▶ Given exercise
Reproduce the listing below exactly, minus its pictures.

+++ Data listing +++

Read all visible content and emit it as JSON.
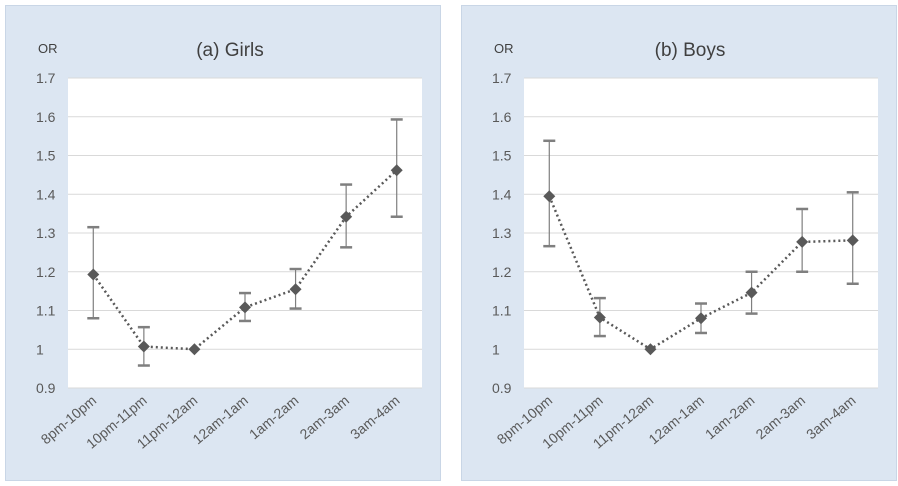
{
  "chart_data": [
    {
      "type": "line",
      "title": "(a) Girls",
      "ylabel": "OR",
      "xlabel": "",
      "categories": [
        "8pm-10pm",
        "10pm-11pm",
        "11pm-12am",
        "12am-1am",
        "1am-2am",
        "2am-3am",
        "3am-4am"
      ],
      "values": [
        1.193,
        1.007,
        1.0,
        1.108,
        1.155,
        1.342,
        1.462
      ],
      "ci_lower": [
        1.08,
        0.958,
        1.0,
        1.073,
        1.105,
        1.263,
        1.342
      ],
      "ci_upper": [
        1.315,
        1.057,
        1.0,
        1.145,
        1.207,
        1.425,
        1.593
      ],
      "ylim": [
        0.9,
        1.7
      ],
      "yticks": [
        "1.7",
        "1.6",
        "1.5",
        "1.4",
        "1.3",
        "1.2",
        "1.1",
        "1",
        "0.9"
      ],
      "grid": true,
      "line_style": "dotted",
      "marker": "diamond",
      "color": "#595959"
    },
    {
      "type": "line",
      "title": "(b) Boys",
      "ylabel": "OR",
      "xlabel": "",
      "categories": [
        "8pm-10pm",
        "10pm-11pm",
        "11pm-12am",
        "12am-1am",
        "1am-2am",
        "2am-3am",
        "3am-4am"
      ],
      "values": [
        1.395,
        1.082,
        1.0,
        1.08,
        1.146,
        1.277,
        1.281
      ],
      "ci_lower": [
        1.266,
        1.034,
        1.0,
        1.042,
        1.092,
        1.2,
        1.169
      ],
      "ci_upper": [
        1.538,
        1.132,
        1.0,
        1.118,
        1.2,
        1.362,
        1.405
      ],
      "ylim": [
        0.9,
        1.7
      ],
      "yticks": [
        "1.7",
        "1.6",
        "1.5",
        "1.4",
        "1.3",
        "1.2",
        "1.1",
        "1",
        "0.9"
      ],
      "grid": true,
      "line_style": "dotted",
      "marker": "diamond",
      "color": "#595959"
    }
  ]
}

+++

▶ Output
Read all visible content and emit it as JSON.
{
  "chart_data": [
    {
      "type": "line",
      "title": "(a) Girls",
      "ylabel": "OR",
      "xlabel": "",
      "categories": [
        "8pm-10pm",
        "10pm-11pm",
        "11pm-12am",
        "12am-1am",
        "1am-2am",
        "2am-3am",
        "3am-4am"
      ],
      "values": [
        1.193,
        1.007,
        1.0,
        1.108,
        1.155,
        1.342,
        1.462
      ],
      "ci_lower": [
        1.08,
        0.958,
        1.0,
        1.073,
        1.105,
        1.263,
        1.342
      ],
      "ci_upper": [
        1.315,
        1.057,
        1.0,
        1.145,
        1.207,
        1.425,
        1.593
      ],
      "ylim": [
        0.9,
        1.7
      ],
      "yticks": [
        "1.7",
        "1.6",
        "1.5",
        "1.4",
        "1.3",
        "1.2",
        "1.1",
        "1",
        "0.9"
      ],
      "grid": true,
      "line_style": "dotted",
      "marker": "diamond",
      "color": "#595959"
    },
    {
      "type": "line",
      "title": "(b) Boys",
      "ylabel": "OR",
      "xlabel": "",
      "categories": [
        "8pm-10pm",
        "10pm-11pm",
        "11pm-12am",
        "12am-1am",
        "1am-2am",
        "2am-3am",
        "3am-4am"
      ],
      "values": [
        1.395,
        1.082,
        1.0,
        1.08,
        1.146,
        1.277,
        1.281
      ],
      "ci_lower": [
        1.266,
        1.034,
        1.0,
        1.042,
        1.092,
        1.2,
        1.169
      ],
      "ci_upper": [
        1.538,
        1.132,
        1.0,
        1.118,
        1.2,
        1.362,
        1.405
      ],
      "ylim": [
        0.9,
        1.7
      ],
      "yticks": [
        "1.7",
        "1.6",
        "1.5",
        "1.4",
        "1.3",
        "1.2",
        "1.1",
        "1",
        "0.9"
      ],
      "grid": true,
      "line_style": "dotted",
      "marker": "diamond",
      "color": "#595959"
    }
  ]
}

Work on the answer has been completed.